═══ Exercise material ═══

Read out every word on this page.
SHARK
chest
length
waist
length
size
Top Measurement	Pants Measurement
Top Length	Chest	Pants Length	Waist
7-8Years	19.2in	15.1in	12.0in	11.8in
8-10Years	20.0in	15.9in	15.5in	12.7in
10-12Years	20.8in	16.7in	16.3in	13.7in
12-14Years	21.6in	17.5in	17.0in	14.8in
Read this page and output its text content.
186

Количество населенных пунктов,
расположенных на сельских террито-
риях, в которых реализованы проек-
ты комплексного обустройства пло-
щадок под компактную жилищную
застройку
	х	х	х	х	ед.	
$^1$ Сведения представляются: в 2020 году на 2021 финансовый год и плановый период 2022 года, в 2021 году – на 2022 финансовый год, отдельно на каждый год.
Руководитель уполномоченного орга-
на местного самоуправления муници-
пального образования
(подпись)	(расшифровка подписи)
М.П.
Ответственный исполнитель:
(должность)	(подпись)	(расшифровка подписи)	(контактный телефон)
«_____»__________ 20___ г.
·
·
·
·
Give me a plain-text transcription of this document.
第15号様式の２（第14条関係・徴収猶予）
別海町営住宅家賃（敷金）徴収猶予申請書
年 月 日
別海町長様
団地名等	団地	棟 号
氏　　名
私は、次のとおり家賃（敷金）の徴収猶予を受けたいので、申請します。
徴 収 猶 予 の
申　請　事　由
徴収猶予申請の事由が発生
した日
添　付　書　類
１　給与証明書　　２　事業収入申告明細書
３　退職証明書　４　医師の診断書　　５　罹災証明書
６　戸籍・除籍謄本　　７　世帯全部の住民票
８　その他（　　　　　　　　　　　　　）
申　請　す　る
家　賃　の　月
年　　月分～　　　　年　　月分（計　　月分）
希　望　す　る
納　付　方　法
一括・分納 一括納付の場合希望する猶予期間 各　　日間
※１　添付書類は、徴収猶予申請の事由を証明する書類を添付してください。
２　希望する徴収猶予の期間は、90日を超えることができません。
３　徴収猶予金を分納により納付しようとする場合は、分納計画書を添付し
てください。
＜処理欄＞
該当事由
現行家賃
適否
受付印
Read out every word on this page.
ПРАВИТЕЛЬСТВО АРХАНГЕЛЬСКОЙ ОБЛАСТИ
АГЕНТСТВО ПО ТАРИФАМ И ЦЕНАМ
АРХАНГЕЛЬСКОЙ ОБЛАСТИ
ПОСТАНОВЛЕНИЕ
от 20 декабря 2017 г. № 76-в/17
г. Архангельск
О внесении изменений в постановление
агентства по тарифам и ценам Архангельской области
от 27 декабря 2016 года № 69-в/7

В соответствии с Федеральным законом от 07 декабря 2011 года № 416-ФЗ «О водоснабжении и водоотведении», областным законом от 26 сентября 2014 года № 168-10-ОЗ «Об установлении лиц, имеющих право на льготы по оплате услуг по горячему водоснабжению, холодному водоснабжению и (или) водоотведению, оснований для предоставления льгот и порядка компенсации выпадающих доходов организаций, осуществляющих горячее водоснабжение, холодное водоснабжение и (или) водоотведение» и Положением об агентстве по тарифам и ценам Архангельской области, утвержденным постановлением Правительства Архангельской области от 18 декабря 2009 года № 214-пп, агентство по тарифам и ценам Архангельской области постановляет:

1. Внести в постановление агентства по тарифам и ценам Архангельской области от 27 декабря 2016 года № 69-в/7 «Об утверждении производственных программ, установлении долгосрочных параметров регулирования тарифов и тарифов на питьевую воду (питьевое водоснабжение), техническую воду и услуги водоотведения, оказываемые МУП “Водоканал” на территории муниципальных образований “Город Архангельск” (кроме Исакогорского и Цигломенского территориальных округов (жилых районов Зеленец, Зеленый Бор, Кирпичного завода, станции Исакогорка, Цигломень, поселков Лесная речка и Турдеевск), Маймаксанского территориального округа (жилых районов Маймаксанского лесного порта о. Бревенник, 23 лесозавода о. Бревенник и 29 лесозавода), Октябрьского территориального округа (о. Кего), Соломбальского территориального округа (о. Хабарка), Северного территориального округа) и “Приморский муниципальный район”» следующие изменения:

═══

Exercise description → Repeat all the entries word for word.

Answer to this problem →
Read out every word on this page.
SHARK
chest
length
waist
length
size
Top Measurement	Pants Measurement
Top Length	Chest	Pants Length	Waist
7-8Years	19.2in	15.1in	12.0in	11.8in
8-10Years	20.0in	15.9in	15.5in	12.7in
10-12Years	20.8in	16.7in	16.3in	13.7in
12-14Years	21.6in	17.5in	17.0in	14.8in
Read this page and output its text content.
186

Количество населенных пунктов,
расположенных на сельских террито-
риях, в которых реализованы проек-
ты комплексного обустройства пло-
щадок под компактную жилищную
застройку
	х	х	х	х	ед.	
$^1$ Сведения представляются: в 2020 году на 2021 финансовый год и плановый период 2022 года, в 2021 году – на 2022 финансовый год, отдельно на каждый год.
Руководитель уполномоченного орга-
на местного самоуправления муници-
пального образования
(подпись)	(расшифровка подписи)
М.П.
Ответственный исполнитель:
(должность)	(подпись)	(расшифровка подписи)	(контактный телефон)
«_____»__________ 20___ г.
·
·
·
·
Give me a plain-text transcription of this document.
第15号様式の２（第14条関係・徴収猶予）
別海町営住宅家賃（敷金）徴収猶予申請書
年 月 日
別海町長様
団地名等	団地	棟 号
氏　　名
私は、次のとおり家賃（敷金）の徴収猶予を受けたいので、申請します。
徴 収 猶 予 の
申　請　事　由
徴収猶予申請の事由が発生
した日
添　付　書　類
１　給与証明書　　２　事業収入申告明細書
３　退職証明書　４　医師の診断書　　５　罹災証明書
６　戸籍・除籍謄本　　７　世帯全部の住民票
８　その他（　　　　　　　　　　　　　）
申　請　す　る
家　賃　の　月
年　　月分～　　　　年　　月分（計　　月分）
希　望　す　る
納　付　方　法
一括・分納 一括納付の場合希望する猶予期間 各　　日間
※１　添付書類は、徴収猶予申請の事由を証明する書類を添付してください。
２　希望する徴収猶予の期間は、90日を超えることができません。
３　徴収猶予金を分納により納付しようとする場合は、分納計画書を添付し
てください。
＜処理欄＞
該当事由
現行家賃
適否
受付印
Read out every word on this page.
ПРАВИТЕЛЬСТВО АРХАНГЕЛЬСКОЙ ОБЛАСТИ
АГЕНТСТВО ПО ТАРИФАМ И ЦЕНАМ
АРХАНГЕЛЬСКОЙ ОБЛАСТИ
ПОСТАНОВЛЕНИЕ
от 20 декабря 2017 г. № 76-в/17
г. Архангельск
О внесении изменений в постановление
агентства по тарифам и ценам Архангельской области
от 27 декабря 2016 года № 69-в/7

В соответствии с Федеральным законом от 07 декабря 2011 года № 416-ФЗ «О водоснабжении и водоотведении», областным законом от 26 сентября 2014 года № 168-10-ОЗ «Об установлении лиц, имеющих право на льготы по оплате услуг по горячему водоснабжению, холодному водоснабжению и (или) водоотведению, оснований для предоставления льгот и порядка компенсации выпадающих доходов организаций, осуществляющих горячее водоснабжение, холодное водоснабжение и (или) водоотведение» и Положением об агентстве по тарифам и ценам Архангельской области, утвержденным постановлением Правительства Архангельской области от 18 декабря 2009 года № 214-пп, агентство по тарифам и ценам Архангельской области постановляет:

1. Внести в постановление агентства по тарифам и ценам Архангельской области от 27 декабря 2016 года № 69-в/7 «Об утверждении производственных программ, установлении долгосрочных параметров регулирования тарифов и тарифов на питьевую воду (питьевое водоснабжение), техническую воду и услуги водоотведения, оказываемые МУП “Водоканал” на территории муниципальных образований “Город Архангельск” (кроме Исакогорского и Цигломенского территориальных округов (жилых районов Зеленец, Зеленый Бор, Кирпичного завода, станции Исакогорка, Цигломень, поселков Лесная речка и Турдеевск), Маймаксанского территориального округа (жилых районов Маймаксанского лесного порта о. Бревенник, 23 лесозавода о. Бревенник и 29 лесозавода), Октябрьского территориального округа (о. Кего), Соломбальского территориального округа (о. Хабарка), Северного территориального округа) и “Приморский муниципальный район”» следующие изменения:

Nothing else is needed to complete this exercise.